Exercise objective: Below are some records: retype them all exactly, but not the pictures.

Data for the task:
***

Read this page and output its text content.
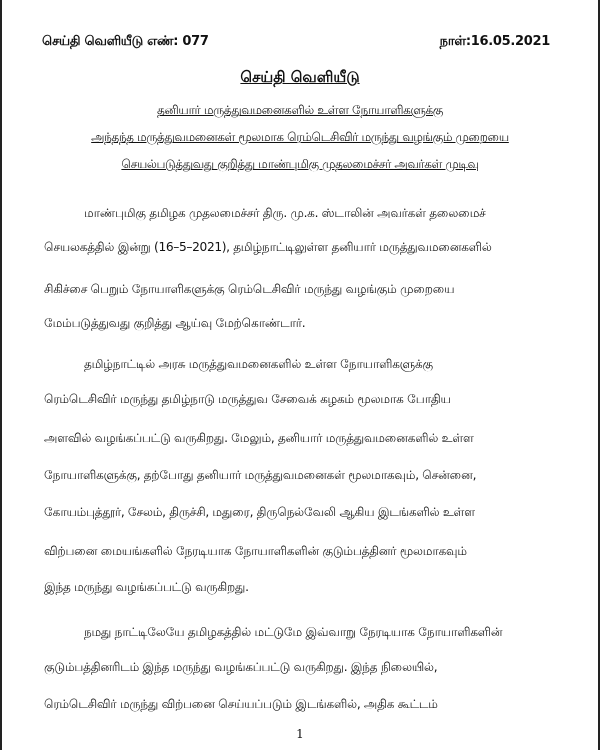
செய்தி வெளியீடு எண்: 077	நாள்:16.05.2021
செய்தி வெளியீடு
தனியார் மருத்துவமனைகளில் உள்ள நோயாளிகளுக்கு
அந்தந்த மருத்துவமனைகள் மூலமாக ரெம்டெசிவிர் மருந்து வழங்கும் முறையை
செயல்படுத்துவது குறித்து மாண்புமிகு முதலமைச்சர் அவர்கள் முடிவு
மாண்புமிகு தமிழக முதலமைச்சர் திரு. மு.க. ஸ்டாலின் அவர்கள் தலைமைச்
செயலகத்தில் இன்று (16–5–2021), தமிழ்நாட்டிலுள்ள தனியார் மருத்துவமனைகளில்
சிகிச்சை பெறும் நோயாளிகளுக்கு ரெம்டெசிவிர் மருந்து வழங்கும் முறையை
மேம்படுத்துவது குறித்து ஆய்வு மேற்கொண்டார்.
தமிழ்நாட்டில் அரசு மருத்துவமனைகளில் உள்ள நோயாளிகளுக்கு
ரெம்டெசிவிர் மருந்து தமிழ்நாடு மருத்துவ சேவைக் கழகம் மூலமாக போதிய
அளவில் வழங்கப்பட்டு வருகிறது. மேலும், தனியார் மருத்துவமனைகளில் உள்ள
நோயாளிகளுக்கு, தற்போது தனியார் மருத்துவமனைகள் மூலமாகவும், சென்னை,
கோயம்புத்தூர், சேலம், திருச்சி, மதுரை, திருநெல்வேலி ஆகிய இடங்களில் உள்ள
விற்பனை மையங்களில் நேரடியாக நோயாளிகளின் குடும்பத்தினர் மூலமாகவும்
இந்த மருந்து வழங்கப்பட்டு வருகிறது.
நமது நாட்டிலேயே தமிழகத்தில் மட்டுமே இவ்வாறு நேரடியாக நோயாளிகளின்
குடும்பத்தினரிடம் இந்த மருந்து வழங்கப்பட்டு வருகிறது. இந்த நிலையில்,
ரெம்டெசிவிர் மருந்து விற்பனை செய்யப்படும் இடங்களில், அதிக கூட்டம்
1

***

Complete response:
Read this page and output its text content.
செய்தி வெளியீடு எண்: 077	நாள்:16.05.2021
செய்தி வெளியீடு
தனியார் மருத்துவமனைகளில் உள்ள நோயாளிகளுக்கு
அந்தந்த மருத்துவமனைகள் மூலமாக ரெம்டெசிவிர் மருந்து வழங்கும் முறையை
செயல்படுத்துவது குறித்து மாண்புமிகு முதலமைச்சர் அவர்கள் முடிவு
மாண்புமிகு தமிழக முதலமைச்சர் திரு. மு.க. ஸ்டாலின் அவர்கள் தலைமைச்
செயலகத்தில் இன்று (16–5–2021), தமிழ்நாட்டிலுள்ள தனியார் மருத்துவமனைகளில்
சிகிச்சை பெறும் நோயாளிகளுக்கு ரெம்டெசிவிர் மருந்து வழங்கும் முறையை
மேம்படுத்துவது குறித்து ஆய்வு மேற்கொண்டார்.
தமிழ்நாட்டில் அரசு மருத்துவமனைகளில் உள்ள நோயாளிகளுக்கு
ரெம்டெசிவிர் மருந்து தமிழ்நாடு மருத்துவ சேவைக் கழகம் மூலமாக போதிய
அளவில் வழங்கப்பட்டு வருகிறது. மேலும், தனியார் மருத்துவமனைகளில் உள்ள
நோயாளிகளுக்கு, தற்போது தனியார் மருத்துவமனைகள் மூலமாகவும், சென்னை,
கோயம்புத்தூர், சேலம், திருச்சி, மதுரை, திருநெல்வேலி ஆகிய இடங்களில் உள்ள
விற்பனை மையங்களில் நேரடியாக நோயாளிகளின் குடும்பத்தினர் மூலமாகவும்
இந்த மருந்து வழங்கப்பட்டு வருகிறது.
நமது நாட்டிலேயே தமிழகத்தில் மட்டுமே இவ்வாறு நேரடியாக நோயாளிகளின்
குடும்பத்தினரிடம் இந்த மருந்து வழங்கப்பட்டு வருகிறது. இந்த நிலையில்,
ரெம்டெசிவிர் மருந்து விற்பனை செய்யப்படும் இடங்களில், அதிக கூட்டம்
1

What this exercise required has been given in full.